-- START --

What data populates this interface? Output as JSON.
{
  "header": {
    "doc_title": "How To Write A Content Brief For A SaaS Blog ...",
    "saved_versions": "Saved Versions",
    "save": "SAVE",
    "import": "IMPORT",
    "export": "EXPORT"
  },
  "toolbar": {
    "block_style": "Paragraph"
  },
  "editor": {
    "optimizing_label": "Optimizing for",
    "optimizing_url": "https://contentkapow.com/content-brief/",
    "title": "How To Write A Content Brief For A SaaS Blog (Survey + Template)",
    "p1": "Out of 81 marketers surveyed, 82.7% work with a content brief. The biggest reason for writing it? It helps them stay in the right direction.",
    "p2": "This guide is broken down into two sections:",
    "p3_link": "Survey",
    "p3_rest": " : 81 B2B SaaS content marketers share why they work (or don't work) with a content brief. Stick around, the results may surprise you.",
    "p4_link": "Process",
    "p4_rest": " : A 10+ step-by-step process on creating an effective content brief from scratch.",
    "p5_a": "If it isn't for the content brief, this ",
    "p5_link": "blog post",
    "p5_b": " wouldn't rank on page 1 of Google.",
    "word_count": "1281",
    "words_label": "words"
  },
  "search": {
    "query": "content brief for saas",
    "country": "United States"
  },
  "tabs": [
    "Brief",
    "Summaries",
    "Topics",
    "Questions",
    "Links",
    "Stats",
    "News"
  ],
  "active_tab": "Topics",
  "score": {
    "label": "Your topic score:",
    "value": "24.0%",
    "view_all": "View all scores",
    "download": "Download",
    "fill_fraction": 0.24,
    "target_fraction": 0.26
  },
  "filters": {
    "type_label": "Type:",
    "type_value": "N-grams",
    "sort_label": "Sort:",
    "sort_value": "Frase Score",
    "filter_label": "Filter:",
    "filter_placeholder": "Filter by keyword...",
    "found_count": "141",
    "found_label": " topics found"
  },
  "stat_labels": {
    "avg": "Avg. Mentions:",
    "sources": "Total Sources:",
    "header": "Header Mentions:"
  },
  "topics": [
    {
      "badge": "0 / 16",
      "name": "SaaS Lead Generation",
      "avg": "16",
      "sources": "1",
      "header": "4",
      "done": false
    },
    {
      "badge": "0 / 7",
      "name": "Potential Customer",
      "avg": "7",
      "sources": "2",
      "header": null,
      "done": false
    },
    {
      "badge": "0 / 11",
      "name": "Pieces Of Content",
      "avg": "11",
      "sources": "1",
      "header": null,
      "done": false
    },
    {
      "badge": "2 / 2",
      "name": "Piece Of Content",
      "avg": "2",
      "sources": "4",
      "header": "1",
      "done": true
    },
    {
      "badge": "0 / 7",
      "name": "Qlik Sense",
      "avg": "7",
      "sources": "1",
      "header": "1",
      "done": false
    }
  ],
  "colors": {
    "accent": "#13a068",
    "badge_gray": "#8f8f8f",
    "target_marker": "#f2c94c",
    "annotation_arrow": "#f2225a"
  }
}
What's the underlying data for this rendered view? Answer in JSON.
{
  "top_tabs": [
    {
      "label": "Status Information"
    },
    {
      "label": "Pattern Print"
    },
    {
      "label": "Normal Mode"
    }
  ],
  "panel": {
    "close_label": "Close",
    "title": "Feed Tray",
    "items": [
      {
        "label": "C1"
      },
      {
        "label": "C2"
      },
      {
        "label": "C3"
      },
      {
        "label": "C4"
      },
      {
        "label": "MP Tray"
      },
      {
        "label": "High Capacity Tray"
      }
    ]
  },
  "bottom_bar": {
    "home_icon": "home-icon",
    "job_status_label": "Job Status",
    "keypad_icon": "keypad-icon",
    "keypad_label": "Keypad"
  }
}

-- END --

:: Task to complete ::
Write out every line from the records above, word for word.

:: Worked answer ::
What data populates this interface? Output as JSON.
{
  "header": {
    "doc_title": "How To Write A Content Brief For A SaaS Blog ...",
    "saved_versions": "Saved Versions",
    "save": "SAVE",
    "import": "IMPORT",
    "export": "EXPORT"
  },
  "toolbar": {
    "block_style": "Paragraph"
  },
  "editor": {
    "optimizing_label": "Optimizing for",
    "optimizing_url": "https://contentkapow.com/content-brief/",
    "title": "How To Write A Content Brief For A SaaS Blog (Survey + Template)",
    "p1": "Out of 81 marketers surveyed, 82.7% work with a content brief. The biggest reason for writing it? It helps them stay in the right direction.",
    "p2": "This guide is broken down into two sections:",
    "p3_link": "Survey",
    "p3_rest": " : 81 B2B SaaS content marketers share why they work (or don't work) with a content brief. Stick around, the results may surprise you.",
    "p4_link": "Process",
    "p4_rest": " : A 10+ step-by-step process on creating an effective content brief from scratch.",
    "p5_a": "If it isn't for the content brief, this ",
    "p5_link": "blog post",
    "p5_b": " wouldn't rank on page 1 of Google.",
    "word_count": "1281",
    "words_label": "words"
  },
  "search": {
    "query": "content brief for saas",
    "country": "United States"
  },
  "tabs": [
    "Brief",
    "Summaries",
    "Topics",
    "Questions",
    "Links",
    "Stats",
    "News"
  ],
  "active_tab": "Topics",
  "score": {
    "label": "Your topic score:",
    "value": "24.0%",
    "view_all": "View all scores",
    "download": "Download",
    "fill_fraction": 0.24,
    "target_fraction": 0.26
  },
  "filters": {
    "type_label": "Type:",
    "type_value": "N-grams",
    "sort_label": "Sort:",
    "sort_value": "Frase Score",
    "filter_label": "Filter:",
    "filter_placeholder": "Filter by keyword...",
    "found_count": "141",
    "found_label": " topics found"
  },
  "stat_labels": {
    "avg": "Avg. Mentions:",
    "sources": "Total Sources:",
    "header": "Header Mentions:"
  },
  "topics": [
    {
      "badge": "0 / 16",
      "name": "SaaS Lead Generation",
      "avg": "16",
      "sources": "1",
      "header": "4",
      "done": false
    },
    {
      "badge": "0 / 7",
      "name": "Potential Customer",
      "avg": "7",
      "sources": "2",
      "header": null,
      "done": false
    },
    {
      "badge": "0 / 11",
      "name": "Pieces Of Content",
      "avg": "11",
      "sources": "1",
      "header": null,
      "done": false
    },
    {
      "badge": "2 / 2",
      "name": "Piece Of Content",
      "avg": "2",
      "sources": "4",
      "header": "1",
      "done": true
    },
    {
      "badge": "0 / 7",
      "name": "Qlik Sense",
      "avg": "7",
      "sources": "1",
      "header": "1",
      "done": false
    }
  ],
  "colors": {
    "accent": "#13a068",
    "badge_gray": "#8f8f8f",
    "target_marker": "#f2c94c",
    "annotation_arrow": "#f2225a"
  }
}
What's the underlying data for this rendered view? Answer in JSON.
{
  "top_tabs": [
    {
      "label": "Status Information"
    },
    {
      "label": "Pattern Print"
    },
    {
      "label": "Normal Mode"
    }
  ],
  "panel": {
    "close_label": "Close",
    "title": "Feed Tray",
    "items": [
      {
        "label": "C1"
      },
      {
        "label": "C2"
      },
      {
        "label": "C3"
      },
      {
        "label": "C4"
      },
      {
        "label": "MP Tray"
      },
      {
        "label": "High Capacity Tray"
      }
    ]
  },
  "bottom_bar": {
    "home_icon": "home-icon",
    "job_status_label": "Job Status",
    "keypad_icon": "keypad-icon",
    "keypad_label": "Keypad"
  }
}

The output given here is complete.